** BEGIN **

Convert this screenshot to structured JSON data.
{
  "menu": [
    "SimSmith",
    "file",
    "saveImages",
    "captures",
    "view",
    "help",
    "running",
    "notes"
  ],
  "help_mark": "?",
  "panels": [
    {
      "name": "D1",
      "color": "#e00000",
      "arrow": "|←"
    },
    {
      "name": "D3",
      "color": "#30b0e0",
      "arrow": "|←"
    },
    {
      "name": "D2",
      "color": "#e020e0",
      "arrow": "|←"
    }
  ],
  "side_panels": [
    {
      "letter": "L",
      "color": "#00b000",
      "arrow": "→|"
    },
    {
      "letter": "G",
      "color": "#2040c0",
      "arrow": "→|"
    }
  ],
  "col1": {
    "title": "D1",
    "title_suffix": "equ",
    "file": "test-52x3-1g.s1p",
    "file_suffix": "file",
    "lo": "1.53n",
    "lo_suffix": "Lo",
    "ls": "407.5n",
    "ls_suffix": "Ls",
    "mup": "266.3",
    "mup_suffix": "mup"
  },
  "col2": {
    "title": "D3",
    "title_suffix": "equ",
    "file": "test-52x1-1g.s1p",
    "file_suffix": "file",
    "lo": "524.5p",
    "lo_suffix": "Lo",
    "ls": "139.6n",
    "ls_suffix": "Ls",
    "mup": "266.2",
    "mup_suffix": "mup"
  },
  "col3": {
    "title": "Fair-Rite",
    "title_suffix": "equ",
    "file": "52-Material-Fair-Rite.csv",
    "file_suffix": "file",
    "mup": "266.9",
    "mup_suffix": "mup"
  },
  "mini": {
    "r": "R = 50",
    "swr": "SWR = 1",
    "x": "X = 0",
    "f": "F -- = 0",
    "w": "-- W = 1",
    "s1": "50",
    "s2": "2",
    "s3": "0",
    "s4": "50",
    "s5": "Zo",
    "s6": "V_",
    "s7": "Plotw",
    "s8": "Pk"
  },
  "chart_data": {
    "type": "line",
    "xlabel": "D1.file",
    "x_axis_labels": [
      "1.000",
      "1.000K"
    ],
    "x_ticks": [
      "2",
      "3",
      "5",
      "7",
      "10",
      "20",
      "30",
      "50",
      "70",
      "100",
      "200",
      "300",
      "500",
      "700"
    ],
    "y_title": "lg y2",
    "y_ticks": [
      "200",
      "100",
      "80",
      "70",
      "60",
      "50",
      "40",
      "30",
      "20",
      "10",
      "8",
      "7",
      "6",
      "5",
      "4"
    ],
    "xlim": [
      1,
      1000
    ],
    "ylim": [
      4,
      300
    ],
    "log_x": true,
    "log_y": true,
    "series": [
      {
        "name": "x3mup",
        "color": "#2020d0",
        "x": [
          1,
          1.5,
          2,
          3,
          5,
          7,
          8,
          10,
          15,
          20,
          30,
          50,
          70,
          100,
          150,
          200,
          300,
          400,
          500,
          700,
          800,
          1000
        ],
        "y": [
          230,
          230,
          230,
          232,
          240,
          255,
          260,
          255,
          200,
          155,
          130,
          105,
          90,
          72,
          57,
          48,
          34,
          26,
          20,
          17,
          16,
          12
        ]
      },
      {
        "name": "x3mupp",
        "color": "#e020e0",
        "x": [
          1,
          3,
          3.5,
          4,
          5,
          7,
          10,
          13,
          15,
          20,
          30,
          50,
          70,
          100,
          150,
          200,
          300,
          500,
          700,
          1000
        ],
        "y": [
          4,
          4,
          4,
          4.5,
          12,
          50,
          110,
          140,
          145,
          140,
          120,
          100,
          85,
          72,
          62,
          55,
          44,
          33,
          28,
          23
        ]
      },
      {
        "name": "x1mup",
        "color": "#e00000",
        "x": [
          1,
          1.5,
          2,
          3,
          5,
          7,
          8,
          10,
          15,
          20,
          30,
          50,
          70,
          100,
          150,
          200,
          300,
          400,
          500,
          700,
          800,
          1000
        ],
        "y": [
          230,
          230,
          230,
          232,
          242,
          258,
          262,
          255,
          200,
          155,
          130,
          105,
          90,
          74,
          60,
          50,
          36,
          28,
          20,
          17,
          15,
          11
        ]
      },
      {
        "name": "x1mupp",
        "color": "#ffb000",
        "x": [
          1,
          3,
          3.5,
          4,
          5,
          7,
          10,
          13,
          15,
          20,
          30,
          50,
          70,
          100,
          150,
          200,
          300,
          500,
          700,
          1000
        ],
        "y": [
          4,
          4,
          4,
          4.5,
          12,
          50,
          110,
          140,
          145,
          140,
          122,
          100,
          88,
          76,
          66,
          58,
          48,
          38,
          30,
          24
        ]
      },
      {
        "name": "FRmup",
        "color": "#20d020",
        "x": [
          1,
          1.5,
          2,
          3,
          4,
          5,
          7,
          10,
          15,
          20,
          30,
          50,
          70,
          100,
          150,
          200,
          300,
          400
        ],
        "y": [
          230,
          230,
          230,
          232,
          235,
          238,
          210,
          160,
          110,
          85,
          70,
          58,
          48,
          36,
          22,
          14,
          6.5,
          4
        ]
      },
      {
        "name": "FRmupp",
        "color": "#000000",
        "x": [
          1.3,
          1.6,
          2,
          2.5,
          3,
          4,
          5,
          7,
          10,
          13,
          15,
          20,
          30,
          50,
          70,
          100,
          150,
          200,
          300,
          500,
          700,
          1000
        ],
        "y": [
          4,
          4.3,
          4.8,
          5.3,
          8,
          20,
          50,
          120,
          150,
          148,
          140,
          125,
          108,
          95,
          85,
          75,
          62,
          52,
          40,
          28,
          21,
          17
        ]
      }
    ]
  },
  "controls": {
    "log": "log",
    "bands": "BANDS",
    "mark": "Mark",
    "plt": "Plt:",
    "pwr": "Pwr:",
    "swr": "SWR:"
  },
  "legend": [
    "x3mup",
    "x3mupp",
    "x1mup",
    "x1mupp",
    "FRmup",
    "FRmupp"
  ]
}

** END **

- _TASK TO COMPLETE_
From the preceding material, extract every line exactly.

- _RESPONSE BELOW_
Convert this screenshot to structured JSON data.
{
  "menu": [
    "SimSmith",
    "file",
    "saveImages",
    "captures",
    "view",
    "help",
    "running",
    "notes"
  ],
  "help_mark": "?",
  "panels": [
    {
      "name": "D1",
      "color": "#e00000",
      "arrow": "|←"
    },
    {
      "name": "D3",
      "color": "#30b0e0",
      "arrow": "|←"
    },
    {
      "name": "D2",
      "color": "#e020e0",
      "arrow": "|←"
    }
  ],
  "side_panels": [
    {
      "letter": "L",
      "color": "#00b000",
      "arrow": "→|"
    },
    {
      "letter": "G",
      "color": "#2040c0",
      "arrow": "→|"
    }
  ],
  "col1": {
    "title": "D1",
    "title_suffix": "equ",
    "file": "test-52x3-1g.s1p",
    "file_suffix": "file",
    "lo": "1.53n",
    "lo_suffix": "Lo",
    "ls": "407.5n",
    "ls_suffix": "Ls",
    "mup": "266.3",
    "mup_suffix": "mup"
  },
  "col2": {
    "title": "D3",
    "title_suffix": "equ",
    "file": "test-52x1-1g.s1p",
    "file_suffix": "file",
    "lo": "524.5p",
    "lo_suffix": "Lo",
    "ls": "139.6n",
    "ls_suffix": "Ls",
    "mup": "266.2",
    "mup_suffix": "mup"
  },
  "col3": {
    "title": "Fair-Rite",
    "title_suffix": "equ",
    "file": "52-Material-Fair-Rite.csv",
    "file_suffix": "file",
    "mup": "266.9",
    "mup_suffix": "mup"
  },
  "mini": {
    "r": "R = 50",
    "swr": "SWR = 1",
    "x": "X = 0",
    "f": "F -- = 0",
    "w": "-- W = 1",
    "s1": "50",
    "s2": "2",
    "s3": "0",
    "s4": "50",
    "s5": "Zo",
    "s6": "V_",
    "s7": "Plotw",
    "s8": "Pk"
  },
  "chart_data": {
    "type": "line",
    "xlabel": "D1.file",
    "x_axis_labels": [
      "1.000",
      "1.000K"
    ],
    "x_ticks": [
      "2",
      "3",
      "5",
      "7",
      "10",
      "20",
      "30",
      "50",
      "70",
      "100",
      "200",
      "300",
      "500",
      "700"
    ],
    "y_title": "lg y2",
    "y_ticks": [
      "200",
      "100",
      "80",
      "70",
      "60",
      "50",
      "40",
      "30",
      "20",
      "10",
      "8",
      "7",
      "6",
      "5",
      "4"
    ],
    "xlim": [
      1,
      1000
    ],
    "ylim": [
      4,
      300
    ],
    "log_x": true,
    "log_y": true,
    "series": [
      {
        "name": "x3mup",
        "color": "#2020d0",
        "x": [
          1,
          1.5,
          2,
          3,
          5,
          7,
          8,
          10,
          15,
          20,
          30,
          50,
          70,
          100,
          150,
          200,
          300,
          400,
          500,
          700,
          800,
          1000
        ],
        "y": [
          230,
          230,
          230,
          232,
          240,
          255,
          260,
          255,
          200,
          155,
          130,
          105,
          90,
          72,
          57,
          48,
          34,
          26,
          20,
          17,
          16,
          12
        ]
      },
      {
        "name": "x3mupp",
        "color": "#e020e0",
        "x": [
          1,
          3,
          3.5,
          4,
          5,
          7,
          10,
          13,
          15,
          20,
          30,
          50,
          70,
          100,
          150,
          200,
          300,
          500,
          700,
          1000
        ],
        "y": [
          4,
          4,
          4,
          4.5,
          12,
          50,
          110,
          140,
          145,
          140,
          120,
          100,
          85,
          72,
          62,
          55,
          44,
          33,
          28,
          23
        ]
      },
      {
        "name": "x1mup",
        "color": "#e00000",
        "x": [
          1,
          1.5,
          2,
          3,
          5,
          7,
          8,
          10,
          15,
          20,
          30,
          50,
          70,
          100,
          150,
          200,
          300,
          400,
          500,
          700,
          800,
          1000
        ],
        "y": [
          230,
          230,
          230,
          232,
          242,
          258,
          262,
          255,
          200,
          155,
          130,
          105,
          90,
          74,
          60,
          50,
          36,
          28,
          20,
          17,
          15,
          11
        ]
      },
      {
        "name": "x1mupp",
        "color": "#ffb000",
        "x": [
          1,
          3,
          3.5,
          4,
          5,
          7,
          10,
          13,
          15,
          20,
          30,
          50,
          70,
          100,
          150,
          200,
          300,
          500,
          700,
          1000
        ],
        "y": [
          4,
          4,
          4,
          4.5,
          12,
          50,
          110,
          140,
          145,
          140,
          122,
          100,
          88,
          76,
          66,
          58,
          48,
          38,
          30,
          24
        ]
      },
      {
        "name": "FRmup",
        "color": "#20d020",
        "x": [
          1,
          1.5,
          2,
          3,
          4,
          5,
          7,
          10,
          15,
          20,
          30,
          50,
          70,
          100,
          150,
          200,
          300,
          400
        ],
        "y": [
          230,
          230,
          230,
          232,
          235,
          238,
          210,
          160,
          110,
          85,
          70,
          58,
          48,
          36,
          22,
          14,
          6.5,
          4
        ]
      },
      {
        "name": "FRmupp",
        "color": "#000000",
        "x": [
          1.3,
          1.6,
          2,
          2.5,
          3,
          4,
          5,
          7,
          10,
          13,
          15,
          20,
          30,
          50,
          70,
          100,
          150,
          200,
          300,
          500,
          700,
          1000
        ],
        "y": [
          4,
          4.3,
          4.8,
          5.3,
          8,
          20,
          50,
          120,
          150,
          148,
          140,
          125,
          108,
          95,
          85,
          75,
          62,
          52,
          40,
          28,
          21,
          17
        ]
      }
    ]
  },
  "controls": {
    "log": "log",
    "bands": "BANDS",
    "mark": "Mark",
    "plt": "Plt:",
    "pwr": "Pwr:",
    "swr": "SWR:"
  },
  "legend": [
    "x3mup",
    "x3mupp",
    "x1mup",
    "x1mupp",
    "FRmup",
    "FRmupp"
  ]
}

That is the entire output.